▶ _GIVEN RECORDS_:
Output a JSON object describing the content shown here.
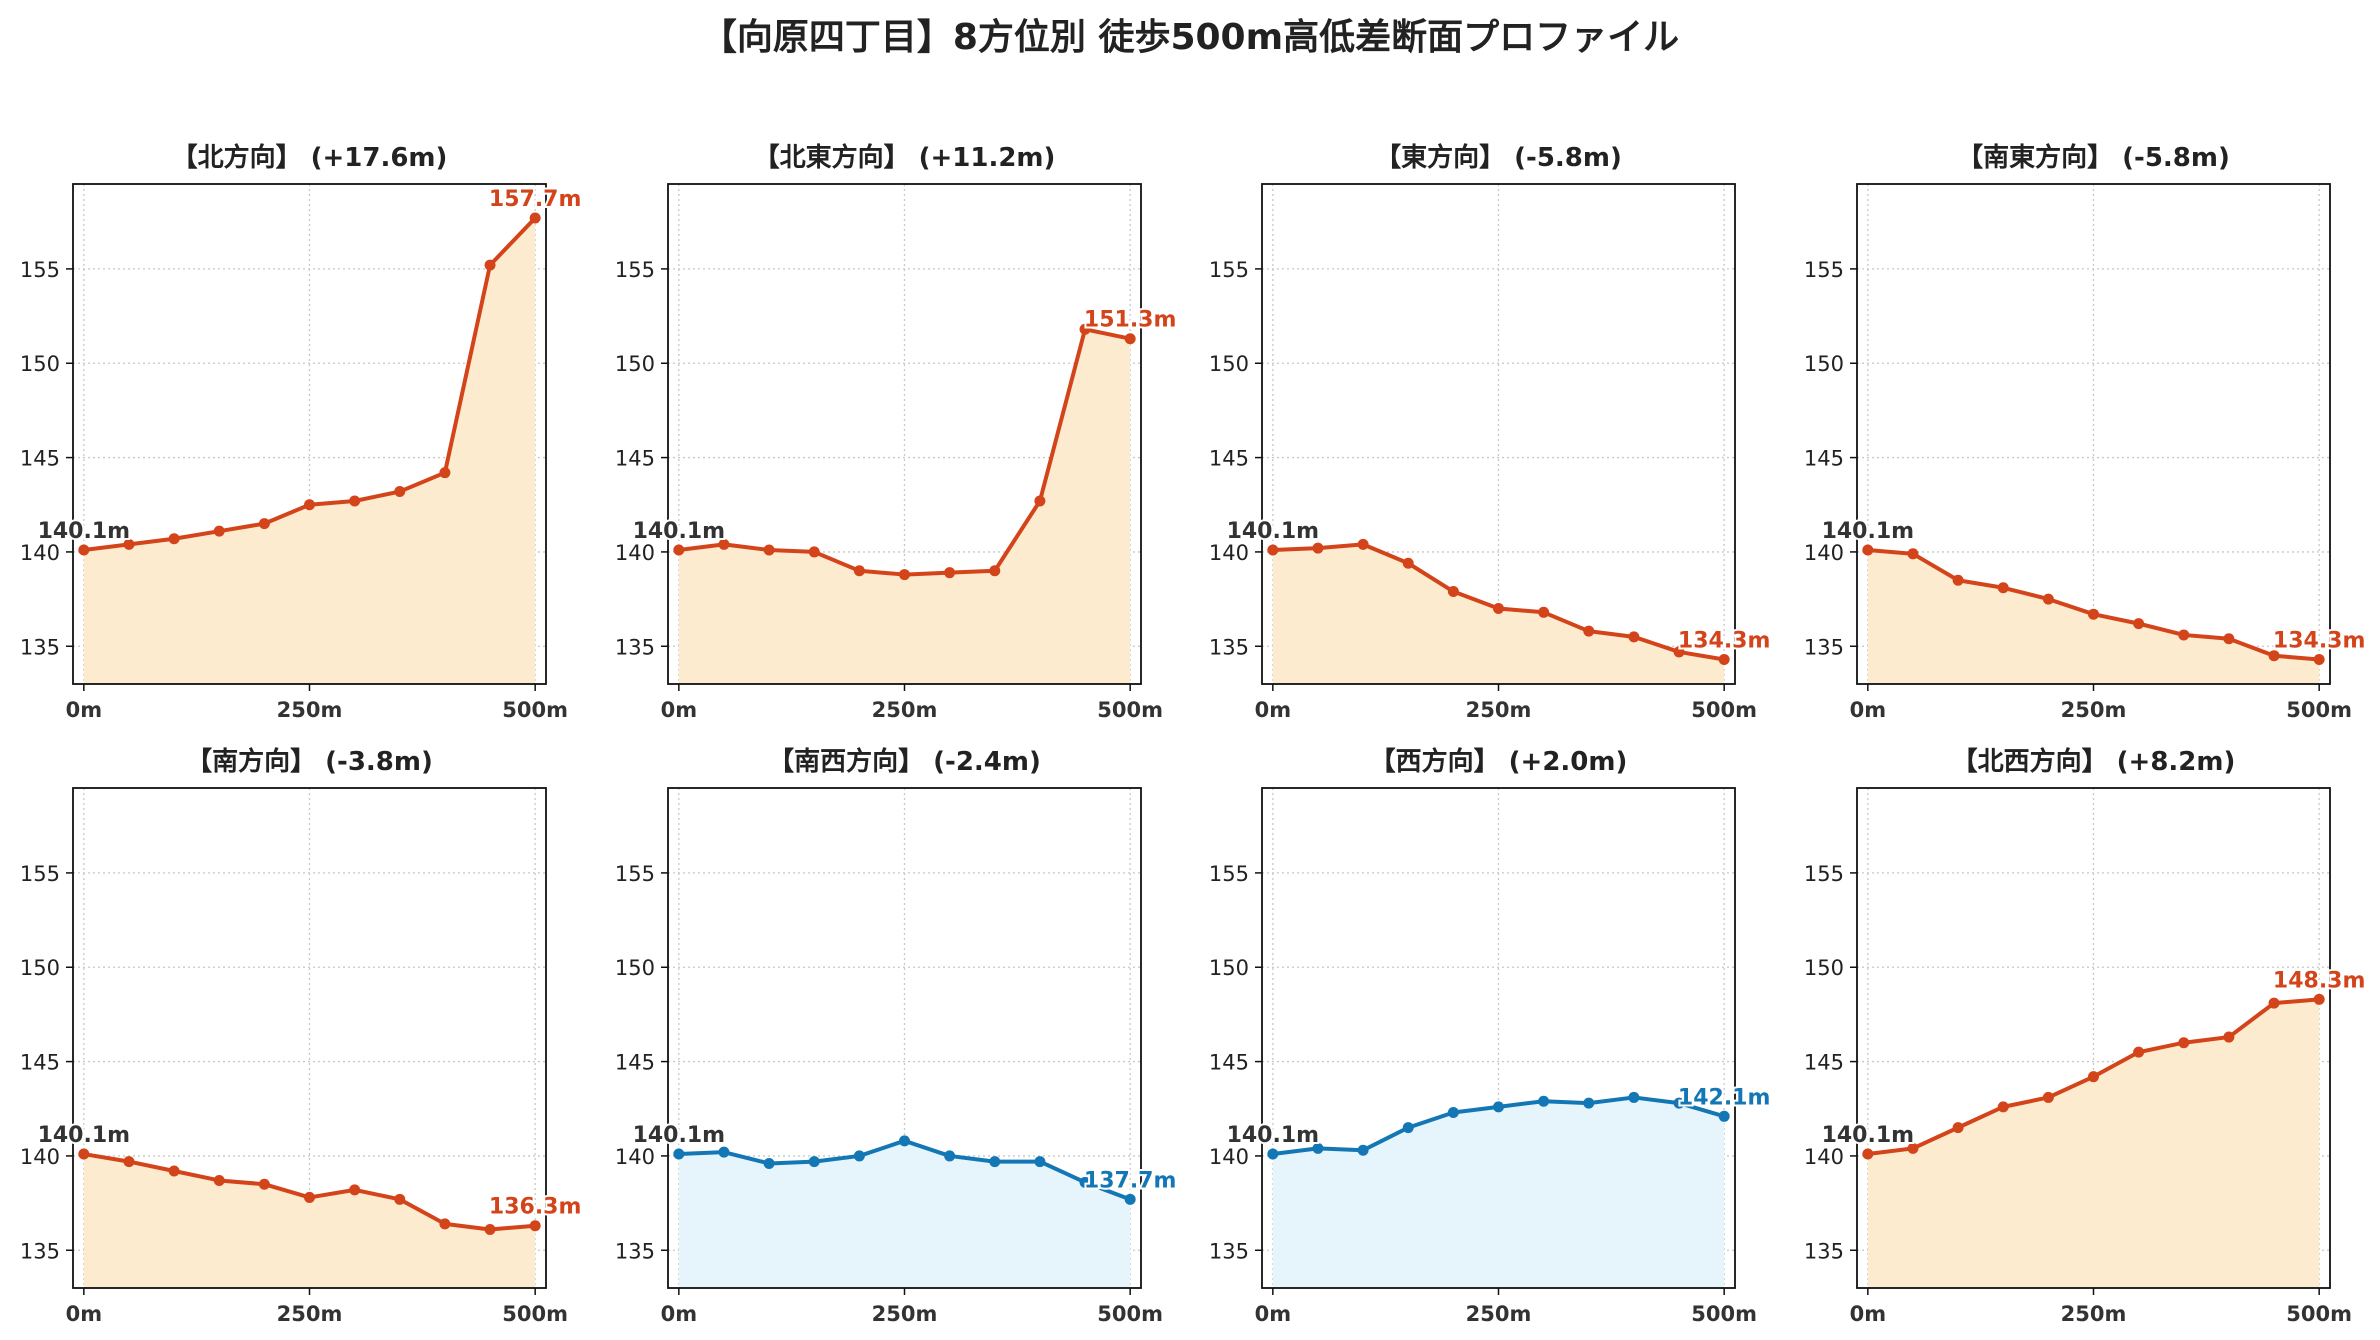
{
  "figure_title": "【向原四丁目】8方位別 徒歩500m高低差断面プロファイル",
  "colors": {
    "up_line": "#d4441a",
    "up_fill": "#fdebd0",
    "down_line": "#1477b5",
    "down_fill": "#e6f5fb",
    "start_label": "#333333",
    "grid": "#c8c8c8"
  },
  "chart_data": [
    {
      "type": "area",
      "title": "【北方向】 (+17.6m)",
      "trend": "up",
      "x": [
        0,
        50,
        100,
        150,
        200,
        250,
        300,
        350,
        400,
        450,
        500
      ],
      "values": [
        140.1,
        140.4,
        140.7,
        141.1,
        141.5,
        142.5,
        142.7,
        143.2,
        144.2,
        155.2,
        157.7
      ],
      "start_label": "140.1m",
      "end_label": "157.7m",
      "ylim": [
        133,
        159.5
      ],
      "xlim": [
        -12,
        512
      ],
      "yticks": [
        135,
        140,
        145,
        150,
        155
      ],
      "xticks": [
        0,
        250,
        500
      ],
      "xtick_labels": [
        "0m",
        "250m",
        "500m"
      ],
      "grid": true
    },
    {
      "type": "area",
      "title": "【北東方向】 (+11.2m)",
      "trend": "up",
      "x": [
        0,
        50,
        100,
        150,
        200,
        250,
        300,
        350,
        400,
        450,
        500
      ],
      "values": [
        140.1,
        140.4,
        140.1,
        140.0,
        139.0,
        138.8,
        138.9,
        139.0,
        142.7,
        151.8,
        151.3
      ],
      "start_label": "140.1m",
      "end_label": "151.3m",
      "ylim": [
        133,
        159.5
      ],
      "xlim": [
        -12,
        512
      ],
      "yticks": [
        135,
        140,
        145,
        150,
        155
      ],
      "xticks": [
        0,
        250,
        500
      ],
      "xtick_labels": [
        "0m",
        "250m",
        "500m"
      ],
      "grid": true
    },
    {
      "type": "area",
      "title": "【東方向】 (-5.8m)",
      "trend": "up",
      "x": [
        0,
        50,
        100,
        150,
        200,
        250,
        300,
        350,
        400,
        450,
        500
      ],
      "values": [
        140.1,
        140.2,
        140.4,
        139.4,
        137.9,
        137.0,
        136.8,
        135.8,
        135.5,
        134.7,
        134.3
      ],
      "start_label": "140.1m",
      "end_label": "134.3m",
      "ylim": [
        133,
        159.5
      ],
      "xlim": [
        -12,
        512
      ],
      "yticks": [
        135,
        140,
        145,
        150,
        155
      ],
      "xticks": [
        0,
        250,
        500
      ],
      "xtick_labels": [
        "0m",
        "250m",
        "500m"
      ],
      "grid": true
    },
    {
      "type": "area",
      "title": "【南東方向】 (-5.8m)",
      "trend": "up",
      "x": [
        0,
        50,
        100,
        150,
        200,
        250,
        300,
        350,
        400,
        450,
        500
      ],
      "values": [
        140.1,
        139.9,
        138.5,
        138.1,
        137.5,
        136.7,
        136.2,
        135.6,
        135.4,
        134.5,
        134.3
      ],
      "start_label": "140.1m",
      "end_label": "134.3m",
      "ylim": [
        133,
        159.5
      ],
      "xlim": [
        -12,
        512
      ],
      "yticks": [
        135,
        140,
        145,
        150,
        155
      ],
      "xticks": [
        0,
        250,
        500
      ],
      "xtick_labels": [
        "0m",
        "250m",
        "500m"
      ],
      "grid": true
    },
    {
      "type": "area",
      "title": "【南方向】 (-3.8m)",
      "trend": "up",
      "x": [
        0,
        50,
        100,
        150,
        200,
        250,
        300,
        350,
        400,
        450,
        500
      ],
      "values": [
        140.1,
        139.7,
        139.2,
        138.7,
        138.5,
        137.8,
        138.2,
        137.7,
        136.4,
        136.1,
        136.3
      ],
      "start_label": "140.1m",
      "end_label": "136.3m",
      "ylim": [
        133,
        159.5
      ],
      "xlim": [
        -12,
        512
      ],
      "yticks": [
        135,
        140,
        145,
        150,
        155
      ],
      "xticks": [
        0,
        250,
        500
      ],
      "xtick_labels": [
        "0m",
        "250m",
        "500m"
      ],
      "grid": true
    },
    {
      "type": "area",
      "title": "【南西方向】 (-2.4m)",
      "trend": "down",
      "x": [
        0,
        50,
        100,
        150,
        200,
        250,
        300,
        350,
        400,
        450,
        500
      ],
      "values": [
        140.1,
        140.2,
        139.6,
        139.7,
        140.0,
        140.8,
        140.0,
        139.7,
        139.7,
        138.6,
        137.7
      ],
      "start_label": "140.1m",
      "end_label": "137.7m",
      "ylim": [
        133,
        159.5
      ],
      "xlim": [
        -12,
        512
      ],
      "yticks": [
        135,
        140,
        145,
        150,
        155
      ],
      "xticks": [
        0,
        250,
        500
      ],
      "xtick_labels": [
        "0m",
        "250m",
        "500m"
      ],
      "grid": true
    },
    {
      "type": "area",
      "title": "【西方向】 (+2.0m)",
      "trend": "down",
      "x": [
        0,
        50,
        100,
        150,
        200,
        250,
        300,
        350,
        400,
        450,
        500
      ],
      "values": [
        140.1,
        140.4,
        140.3,
        141.5,
        142.3,
        142.6,
        142.9,
        142.8,
        143.1,
        142.8,
        142.1
      ],
      "start_label": "140.1m",
      "end_label": "142.1m",
      "ylim": [
        133,
        159.5
      ],
      "xlim": [
        -12,
        512
      ],
      "yticks": [
        135,
        140,
        145,
        150,
        155
      ],
      "xticks": [
        0,
        250,
        500
      ],
      "xtick_labels": [
        "0m",
        "250m",
        "500m"
      ],
      "grid": true
    },
    {
      "type": "area",
      "title": "【北西方向】 (+8.2m)",
      "trend": "up",
      "x": [
        0,
        50,
        100,
        150,
        200,
        250,
        300,
        350,
        400,
        450,
        500
      ],
      "values": [
        140.1,
        140.4,
        141.5,
        142.6,
        143.1,
        144.2,
        145.5,
        146.0,
        146.3,
        148.1,
        148.3
      ],
      "start_label": "140.1m",
      "end_label": "148.3m",
      "ylim": [
        133,
        159.5
      ],
      "xlim": [
        -12,
        512
      ],
      "yticks": [
        135,
        140,
        145,
        150,
        155
      ],
      "xticks": [
        0,
        250,
        500
      ],
      "xtick_labels": [
        "0m",
        "250m",
        "500m"
      ],
      "grid": true
    }
  ]
}
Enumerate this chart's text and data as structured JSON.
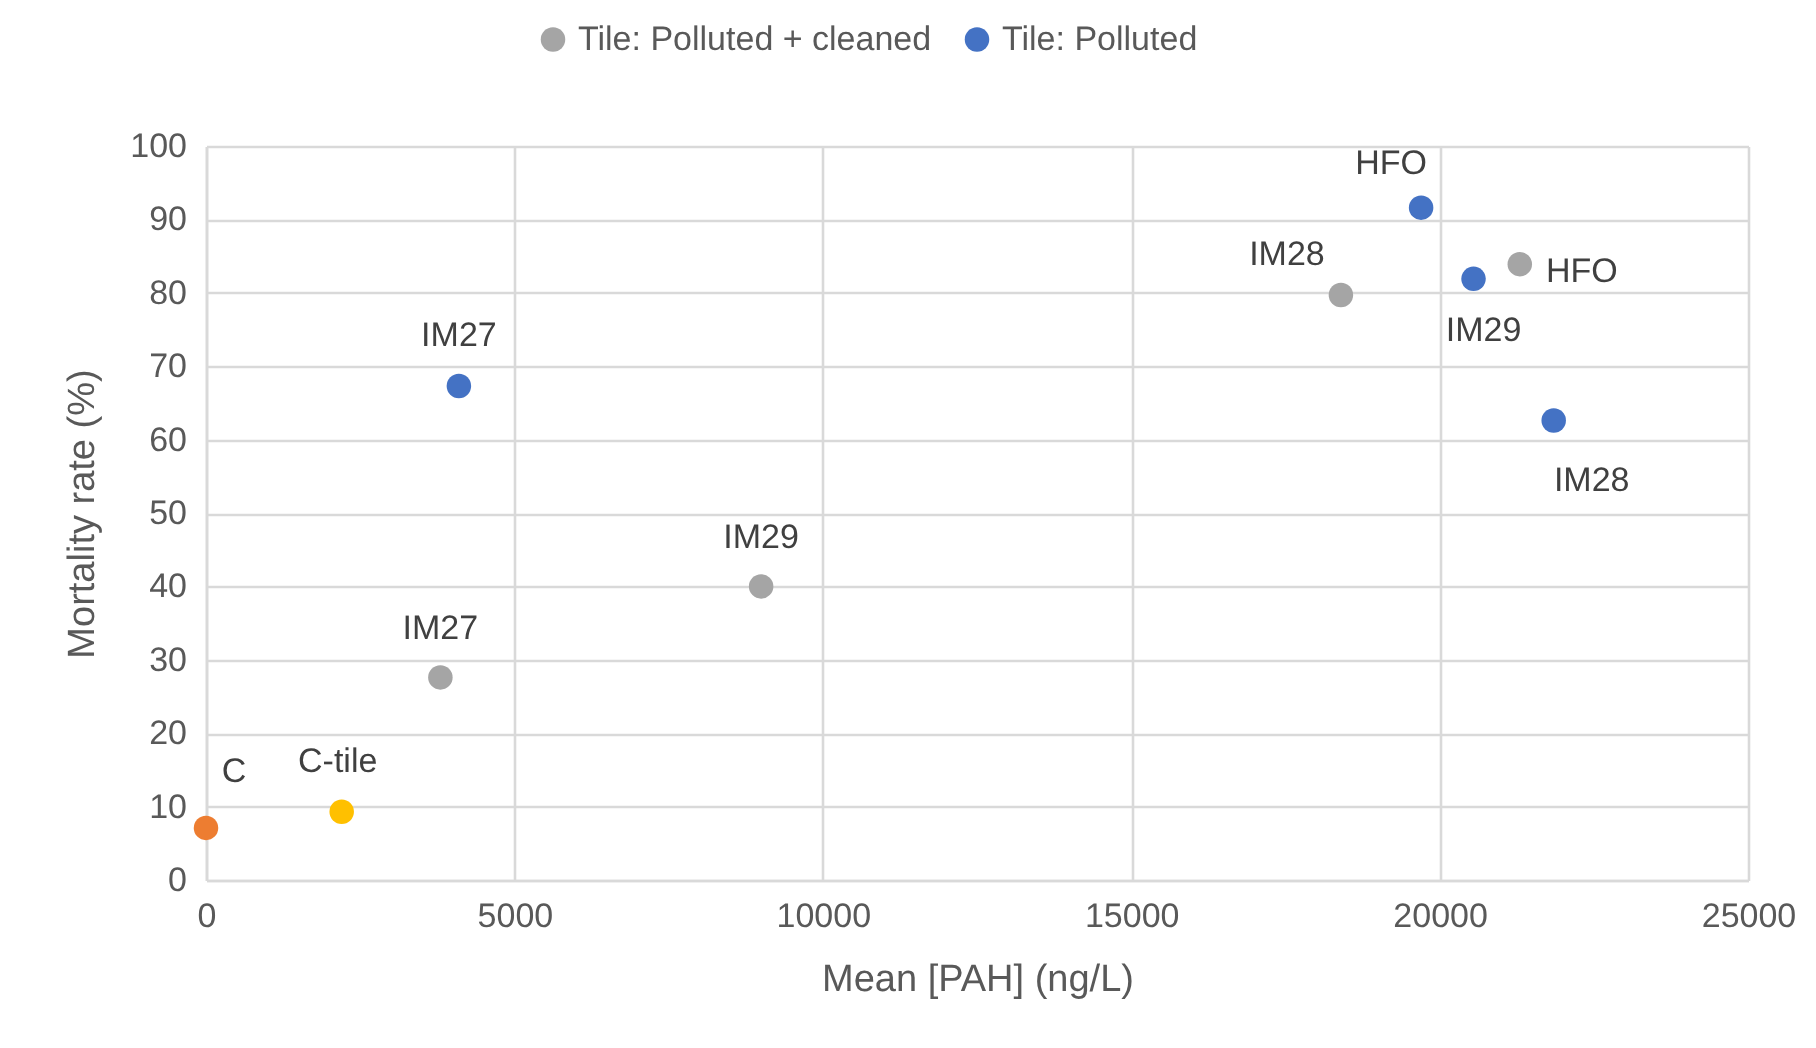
{
  "chart_data": {
    "type": "scatter",
    "xlabel": "Mean [PAH] (ng/L)",
    "ylabel": "Mortality rate (%)",
    "xlim": [
      0,
      25000
    ],
    "xticks": [
      0,
      5000,
      10000,
      15000,
      20000,
      25000
    ],
    "ylim": [
      0,
      100
    ],
    "yticks": [
      0,
      10,
      20,
      30,
      40,
      50,
      60,
      70,
      80,
      90,
      100
    ],
    "grid": true,
    "legend": "top",
    "marker": "circle",
    "series": [
      {
        "name": "Tile: Polluted + cleaned",
        "color": "#a5a5a5",
        "x": [
          3800,
          9000,
          18400,
          21300
        ],
        "values": [
          27.6,
          40,
          79.7,
          83.9
        ]
      },
      {
        "name": "Tile: Polluted",
        "color": "#4472c4",
        "x": [
          4100,
          19700,
          20550,
          21850
        ],
        "values": [
          67.3,
          91.6,
          81.9,
          62.6
        ]
      },
      {
        "color": "#ed7d31",
        "x": [
          0
        ],
        "values": [
          7.1
        ]
      },
      {
        "color": "#ffc000",
        "x": [
          2200
        ],
        "values": [
          9.3
        ]
      }
    ],
    "annotations": [
      {
        "text": "C",
        "x": 0,
        "y": 7.1
      },
      {
        "text": "C-tile",
        "x": 2200,
        "y": 9.3
      },
      {
        "text": "IM27",
        "x": 3800,
        "y": 27.6
      },
      {
        "text": "IM29",
        "x": 9000,
        "y": 40
      },
      {
        "text": "IM27",
        "x": 4100,
        "y": 67.3
      },
      {
        "text": "IM28",
        "x": 18400,
        "y": 79.7
      },
      {
        "text": "HFO",
        "x": 19700,
        "y": 91.6
      },
      {
        "text": "IM29",
        "x": 20550,
        "y": 81.9
      },
      {
        "text": "HFO",
        "x": 21300,
        "y": 83.9
      },
      {
        "text": "IM28",
        "x": 21850,
        "y": 62.6
      }
    ]
  }
}
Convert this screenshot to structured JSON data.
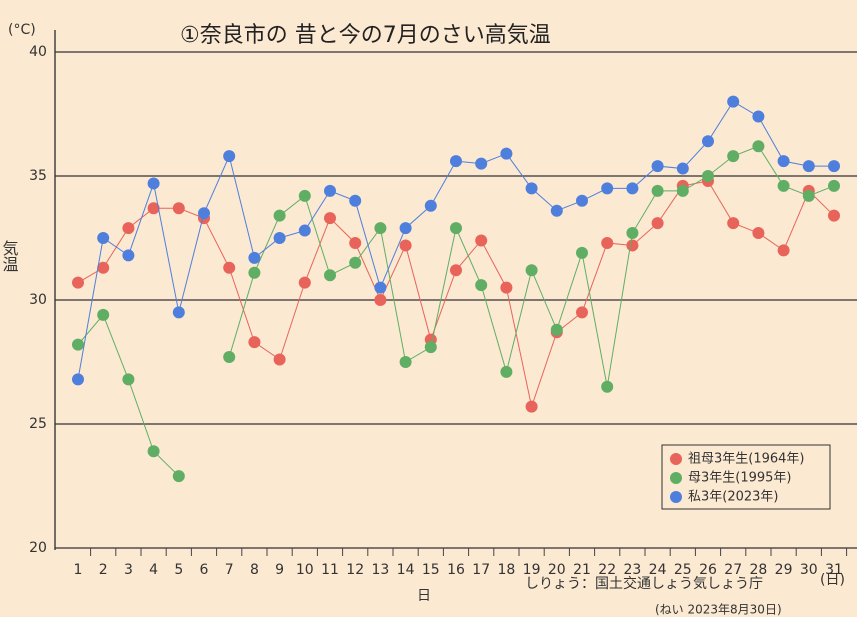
{
  "chart_data": {
    "type": "line",
    "title": "①奈良市の 昔と今の7月のさい高気温",
    "y_unit": "(°C)",
    "y_label": "気温",
    "x_label": "日",
    "x_unit": "(日)",
    "source": "しりょう：国土交通しょう気しょう庁",
    "source_note": "(ねい 2023年8月30日)",
    "categories": [
      1,
      2,
      3,
      4,
      5,
      6,
      7,
      8,
      9,
      10,
      11,
      12,
      13,
      14,
      15,
      16,
      17,
      18,
      19,
      20,
      21,
      22,
      23,
      24,
      25,
      26,
      27,
      28,
      29,
      30,
      31
    ],
    "series": [
      {
        "name": "祖母3年生(1964年)",
        "color": "#e8645a",
        "values": [
          30.7,
          31.3,
          32.9,
          33.7,
          33.7,
          33.3,
          31.3,
          28.3,
          27.6,
          30.7,
          33.3,
          32.3,
          30.0,
          32.2,
          28.4,
          31.2,
          32.4,
          30.5,
          25.7,
          28.7,
          29.5,
          32.3,
          32.2,
          33.1,
          34.6,
          34.8,
          33.1,
          32.7,
          32.0,
          34.4,
          33.4
        ]
      },
      {
        "name": "母3年生(1995年)",
        "color": "#5fae64",
        "values": [
          28.2,
          29.4,
          26.8,
          23.9,
          22.9,
          null,
          27.7,
          31.1,
          33.4,
          34.2,
          31.0,
          31.5,
          32.9,
          27.5,
          28.1,
          32.9,
          30.6,
          27.1,
          31.2,
          28.8,
          31.9,
          26.5,
          32.7,
          34.4,
          34.4,
          35.0,
          35.8,
          36.2,
          34.6,
          34.2,
          34.6
        ]
      },
      {
        "name": "私3年(2023年)",
        "color": "#4f7fdc",
        "values": [
          26.8,
          32.5,
          31.8,
          34.7,
          29.5,
          33.5,
          35.8,
          31.7,
          32.5,
          32.8,
          34.4,
          34.0,
          30.5,
          32.9,
          33.8,
          35.6,
          35.5,
          35.9,
          34.5,
          33.6,
          34.0,
          34.5,
          34.5,
          35.4,
          35.3,
          36.4,
          38.0,
          37.4,
          35.6,
          35.4,
          35.4
        ]
      }
    ],
    "ylim": [
      20,
      40
    ],
    "yticks": [
      20,
      25,
      30,
      35,
      40
    ],
    "grid": true,
    "legend": "lower right"
  }
}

▶ _GIVEN EXERCISE_: Return only the number of lines in the preceding records that contain the string "Polluted".

▶ _RESPONSE TO THE TASK_: 2